— Begin —
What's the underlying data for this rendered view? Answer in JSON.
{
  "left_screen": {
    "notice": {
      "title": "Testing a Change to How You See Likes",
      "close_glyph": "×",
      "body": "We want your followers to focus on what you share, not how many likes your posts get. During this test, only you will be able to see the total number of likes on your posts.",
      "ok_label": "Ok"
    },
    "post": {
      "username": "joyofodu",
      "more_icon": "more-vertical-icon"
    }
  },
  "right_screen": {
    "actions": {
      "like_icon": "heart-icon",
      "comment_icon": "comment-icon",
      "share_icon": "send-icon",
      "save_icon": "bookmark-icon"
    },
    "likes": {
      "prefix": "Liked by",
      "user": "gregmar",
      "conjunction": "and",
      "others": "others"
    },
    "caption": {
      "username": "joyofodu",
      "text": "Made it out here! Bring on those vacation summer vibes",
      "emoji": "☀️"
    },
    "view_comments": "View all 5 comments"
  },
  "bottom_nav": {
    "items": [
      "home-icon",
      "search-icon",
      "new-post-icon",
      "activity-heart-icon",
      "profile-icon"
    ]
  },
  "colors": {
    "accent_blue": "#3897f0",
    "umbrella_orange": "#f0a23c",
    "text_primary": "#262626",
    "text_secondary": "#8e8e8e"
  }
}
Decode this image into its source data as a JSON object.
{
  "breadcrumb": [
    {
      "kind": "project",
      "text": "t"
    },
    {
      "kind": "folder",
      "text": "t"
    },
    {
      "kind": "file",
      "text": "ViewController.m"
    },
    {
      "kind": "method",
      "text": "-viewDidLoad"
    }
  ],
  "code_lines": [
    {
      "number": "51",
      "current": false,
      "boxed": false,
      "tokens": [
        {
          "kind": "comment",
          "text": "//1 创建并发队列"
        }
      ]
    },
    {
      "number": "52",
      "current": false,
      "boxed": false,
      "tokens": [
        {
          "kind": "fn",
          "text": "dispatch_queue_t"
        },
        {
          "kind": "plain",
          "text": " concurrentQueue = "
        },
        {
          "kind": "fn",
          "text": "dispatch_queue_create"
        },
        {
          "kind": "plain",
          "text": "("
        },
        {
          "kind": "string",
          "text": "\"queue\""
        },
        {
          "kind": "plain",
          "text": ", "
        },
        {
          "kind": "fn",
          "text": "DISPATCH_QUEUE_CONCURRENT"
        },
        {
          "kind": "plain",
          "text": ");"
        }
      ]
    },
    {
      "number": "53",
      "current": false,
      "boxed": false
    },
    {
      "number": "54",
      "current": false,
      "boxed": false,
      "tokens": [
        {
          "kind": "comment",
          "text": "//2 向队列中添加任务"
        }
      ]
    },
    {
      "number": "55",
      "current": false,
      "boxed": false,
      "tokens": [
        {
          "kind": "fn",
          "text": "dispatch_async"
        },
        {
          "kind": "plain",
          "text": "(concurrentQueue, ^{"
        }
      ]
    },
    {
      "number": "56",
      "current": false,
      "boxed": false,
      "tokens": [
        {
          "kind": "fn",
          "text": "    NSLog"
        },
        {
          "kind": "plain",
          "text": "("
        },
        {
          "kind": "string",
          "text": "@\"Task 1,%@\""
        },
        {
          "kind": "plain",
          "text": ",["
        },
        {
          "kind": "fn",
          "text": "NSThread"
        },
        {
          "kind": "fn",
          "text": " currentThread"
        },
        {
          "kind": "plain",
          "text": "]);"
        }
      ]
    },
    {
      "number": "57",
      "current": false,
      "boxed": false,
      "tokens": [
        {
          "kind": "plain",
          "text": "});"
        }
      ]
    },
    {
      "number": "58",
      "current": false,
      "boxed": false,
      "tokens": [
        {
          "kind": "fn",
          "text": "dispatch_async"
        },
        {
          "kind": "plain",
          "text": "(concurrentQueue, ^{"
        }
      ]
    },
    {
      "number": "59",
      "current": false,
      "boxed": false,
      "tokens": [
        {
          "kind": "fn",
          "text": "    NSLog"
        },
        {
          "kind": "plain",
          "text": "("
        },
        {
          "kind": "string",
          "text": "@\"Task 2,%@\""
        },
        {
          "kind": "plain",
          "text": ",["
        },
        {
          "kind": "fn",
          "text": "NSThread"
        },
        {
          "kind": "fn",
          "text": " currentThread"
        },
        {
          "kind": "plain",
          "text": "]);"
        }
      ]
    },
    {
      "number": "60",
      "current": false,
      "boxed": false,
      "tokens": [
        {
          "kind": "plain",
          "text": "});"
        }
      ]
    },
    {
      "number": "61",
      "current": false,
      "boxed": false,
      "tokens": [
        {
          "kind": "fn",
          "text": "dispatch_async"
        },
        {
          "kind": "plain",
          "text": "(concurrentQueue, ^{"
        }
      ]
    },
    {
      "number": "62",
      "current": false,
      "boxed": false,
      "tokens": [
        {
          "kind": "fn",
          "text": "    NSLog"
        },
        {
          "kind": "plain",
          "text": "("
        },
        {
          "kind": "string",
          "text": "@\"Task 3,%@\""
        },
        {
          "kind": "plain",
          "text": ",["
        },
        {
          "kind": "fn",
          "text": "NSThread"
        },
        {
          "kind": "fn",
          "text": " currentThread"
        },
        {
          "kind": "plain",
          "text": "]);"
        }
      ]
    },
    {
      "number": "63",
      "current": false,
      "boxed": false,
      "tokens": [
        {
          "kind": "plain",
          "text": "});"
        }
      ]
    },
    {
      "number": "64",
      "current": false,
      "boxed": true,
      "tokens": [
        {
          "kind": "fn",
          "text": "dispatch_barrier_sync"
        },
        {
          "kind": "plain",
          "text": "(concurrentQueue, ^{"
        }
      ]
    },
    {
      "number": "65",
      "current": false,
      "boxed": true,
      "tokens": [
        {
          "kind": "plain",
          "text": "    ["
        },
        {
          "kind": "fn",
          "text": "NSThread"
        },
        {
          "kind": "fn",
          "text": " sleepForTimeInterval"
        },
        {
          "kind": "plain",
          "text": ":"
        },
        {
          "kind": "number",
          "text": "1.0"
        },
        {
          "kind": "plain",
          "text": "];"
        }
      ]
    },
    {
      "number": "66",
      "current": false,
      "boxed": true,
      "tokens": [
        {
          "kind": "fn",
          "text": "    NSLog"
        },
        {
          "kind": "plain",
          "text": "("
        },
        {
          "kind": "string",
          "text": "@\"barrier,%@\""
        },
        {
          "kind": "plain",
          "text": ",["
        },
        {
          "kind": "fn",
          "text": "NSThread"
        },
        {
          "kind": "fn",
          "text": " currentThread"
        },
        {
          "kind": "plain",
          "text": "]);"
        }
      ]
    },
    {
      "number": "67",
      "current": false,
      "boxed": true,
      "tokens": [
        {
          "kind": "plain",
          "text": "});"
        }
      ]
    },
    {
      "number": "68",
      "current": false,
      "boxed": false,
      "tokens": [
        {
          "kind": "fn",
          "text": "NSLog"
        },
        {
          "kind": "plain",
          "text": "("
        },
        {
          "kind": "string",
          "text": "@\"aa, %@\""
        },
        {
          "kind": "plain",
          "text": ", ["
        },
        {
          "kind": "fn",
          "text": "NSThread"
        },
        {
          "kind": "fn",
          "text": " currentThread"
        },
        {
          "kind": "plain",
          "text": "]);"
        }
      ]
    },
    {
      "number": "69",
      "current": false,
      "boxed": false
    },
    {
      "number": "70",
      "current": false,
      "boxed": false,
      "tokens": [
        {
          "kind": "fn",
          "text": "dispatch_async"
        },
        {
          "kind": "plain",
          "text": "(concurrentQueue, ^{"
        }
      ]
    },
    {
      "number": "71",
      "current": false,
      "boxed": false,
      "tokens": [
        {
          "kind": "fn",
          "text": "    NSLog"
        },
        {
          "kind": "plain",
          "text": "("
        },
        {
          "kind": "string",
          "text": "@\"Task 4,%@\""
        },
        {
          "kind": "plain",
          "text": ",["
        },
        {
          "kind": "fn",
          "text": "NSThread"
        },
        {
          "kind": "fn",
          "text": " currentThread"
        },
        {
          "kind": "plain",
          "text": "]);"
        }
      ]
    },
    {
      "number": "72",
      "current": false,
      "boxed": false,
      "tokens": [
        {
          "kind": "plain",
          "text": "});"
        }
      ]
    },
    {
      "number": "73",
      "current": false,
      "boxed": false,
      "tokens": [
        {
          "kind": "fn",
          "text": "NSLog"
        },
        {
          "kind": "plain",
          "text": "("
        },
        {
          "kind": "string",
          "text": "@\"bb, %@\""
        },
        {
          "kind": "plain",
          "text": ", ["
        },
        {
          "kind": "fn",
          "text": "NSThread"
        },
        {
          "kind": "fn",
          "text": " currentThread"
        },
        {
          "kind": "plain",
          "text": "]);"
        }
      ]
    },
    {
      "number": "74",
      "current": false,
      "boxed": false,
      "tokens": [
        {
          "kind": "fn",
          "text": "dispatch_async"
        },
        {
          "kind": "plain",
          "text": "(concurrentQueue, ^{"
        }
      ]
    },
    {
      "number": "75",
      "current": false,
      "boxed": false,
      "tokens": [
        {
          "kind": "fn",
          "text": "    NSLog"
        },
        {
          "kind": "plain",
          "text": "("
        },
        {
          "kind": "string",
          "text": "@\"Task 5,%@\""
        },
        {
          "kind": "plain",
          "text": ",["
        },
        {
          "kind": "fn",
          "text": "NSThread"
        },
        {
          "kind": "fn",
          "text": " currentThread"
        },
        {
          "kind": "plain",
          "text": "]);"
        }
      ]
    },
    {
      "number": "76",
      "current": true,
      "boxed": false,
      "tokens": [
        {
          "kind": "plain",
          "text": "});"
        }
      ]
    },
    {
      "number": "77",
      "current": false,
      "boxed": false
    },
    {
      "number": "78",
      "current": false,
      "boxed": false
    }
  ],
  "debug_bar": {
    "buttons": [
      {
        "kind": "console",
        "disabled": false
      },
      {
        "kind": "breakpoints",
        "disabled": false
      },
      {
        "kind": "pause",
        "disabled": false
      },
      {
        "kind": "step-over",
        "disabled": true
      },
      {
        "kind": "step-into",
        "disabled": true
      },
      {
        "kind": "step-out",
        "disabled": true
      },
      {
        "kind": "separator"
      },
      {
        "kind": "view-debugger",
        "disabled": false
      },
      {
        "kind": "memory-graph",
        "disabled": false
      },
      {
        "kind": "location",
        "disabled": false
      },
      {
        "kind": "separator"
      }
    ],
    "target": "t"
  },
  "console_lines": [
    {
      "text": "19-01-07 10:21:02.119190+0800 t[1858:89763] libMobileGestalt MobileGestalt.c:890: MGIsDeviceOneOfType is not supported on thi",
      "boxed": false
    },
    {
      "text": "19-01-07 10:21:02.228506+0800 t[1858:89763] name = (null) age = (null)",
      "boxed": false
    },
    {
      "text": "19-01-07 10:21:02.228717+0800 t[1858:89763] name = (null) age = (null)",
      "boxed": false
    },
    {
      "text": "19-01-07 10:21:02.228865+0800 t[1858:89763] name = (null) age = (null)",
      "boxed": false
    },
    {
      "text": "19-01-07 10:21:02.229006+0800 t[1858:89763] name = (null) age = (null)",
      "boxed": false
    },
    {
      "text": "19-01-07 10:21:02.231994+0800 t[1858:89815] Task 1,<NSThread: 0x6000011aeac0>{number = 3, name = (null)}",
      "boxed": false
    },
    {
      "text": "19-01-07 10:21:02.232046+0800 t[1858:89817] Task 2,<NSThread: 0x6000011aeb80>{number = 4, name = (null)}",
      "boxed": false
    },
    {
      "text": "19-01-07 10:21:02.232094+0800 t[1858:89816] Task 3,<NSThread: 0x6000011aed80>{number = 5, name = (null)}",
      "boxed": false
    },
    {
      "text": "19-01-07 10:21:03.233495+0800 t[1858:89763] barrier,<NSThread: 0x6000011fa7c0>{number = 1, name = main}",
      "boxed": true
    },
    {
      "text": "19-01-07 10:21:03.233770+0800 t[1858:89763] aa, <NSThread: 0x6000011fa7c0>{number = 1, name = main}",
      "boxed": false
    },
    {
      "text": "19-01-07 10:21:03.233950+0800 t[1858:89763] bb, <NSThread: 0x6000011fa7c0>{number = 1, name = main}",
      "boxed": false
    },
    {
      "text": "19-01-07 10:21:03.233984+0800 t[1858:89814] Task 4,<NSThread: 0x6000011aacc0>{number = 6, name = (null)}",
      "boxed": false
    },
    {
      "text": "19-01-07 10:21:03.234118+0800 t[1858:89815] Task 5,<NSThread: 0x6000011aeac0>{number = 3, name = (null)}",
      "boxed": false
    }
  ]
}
— End —
DIRECTION
Look through the lines above and collect those with the word "heart".

WRITTEN SOLUTION
      "like_icon": "heart-icon",
      "activity-heart-icon",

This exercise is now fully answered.